# [Records shown]
========

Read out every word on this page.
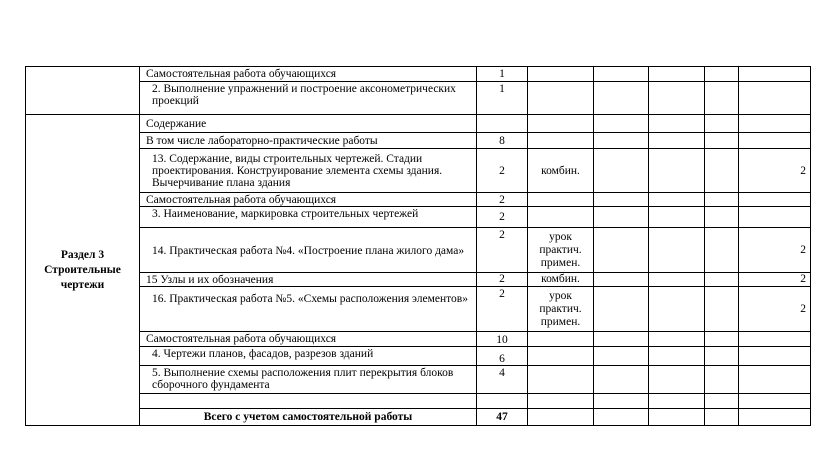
	Самостоятельная работа обучающихся	1					

	2. Выполнение упражнений и построение аксонометрических проекций	1					

Раздел 3 Строительные чертежи	Содержание	

	В том числе лабораторно-практические работы	8					
	13. Содержание, виды строительных чертежей. Стадии проектирования. Конструирование элемента схемы здания. Вычерчивание плана здания	2	комбин.				2
	Самостоятельная работа обучающихся	2					
	3. Наименование, маркировка строительных чертежей	2					
	14. Практическая работа №4. «Построение плана жилого дама»	2	урок практич. примен.				2
	15 Узлы и их обозначения	2	комбин.				2
	16. Практическая работа №5. «Схемы расположения элементов»	2	урок практич. примен.				2
	Самостоятельная работа обучающихся	10					
	4. Чертежи планов, фасадов, разрезов зданий	6					
	5. Выполнение схемы расположения плит перекрытия блоков сборочного фундамента	4					

	Всего с учетом самостоятельной работы	47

========

Every record must be copied exactly, with images dropped from the result.

# [Task result]
Read out every word on this page.
	Самостоятельная работа обучающихся	1					

	2. Выполнение упражнений и построение аксонометрических проекций	1					

Раздел 3 Строительные чертежи	Содержание	

	В том числе лабораторно-практические работы	8					
	13. Содержание, виды строительных чертежей. Стадии проектирования. Конструирование элемента схемы здания. Вычерчивание плана здания	2	комбин.				2
	Самостоятельная работа обучающихся	2					
	3. Наименование, маркировка строительных чертежей	2					
	14. Практическая работа №4. «Построение плана жилого дама»	2	урок практич. примен.				2
	15 Узлы и их обозначения	2	комбин.				2
	16. Практическая работа №5. «Схемы расположения элементов»	2	урок практич. примен.				2
	Самостоятельная работа обучающихся	10					
	4. Чертежи планов, фасадов, разрезов зданий	6					
	5. Выполнение схемы расположения плит перекрытия блоков сборочного фундамента	4					

	Всего с учетом самостоятельной работы	47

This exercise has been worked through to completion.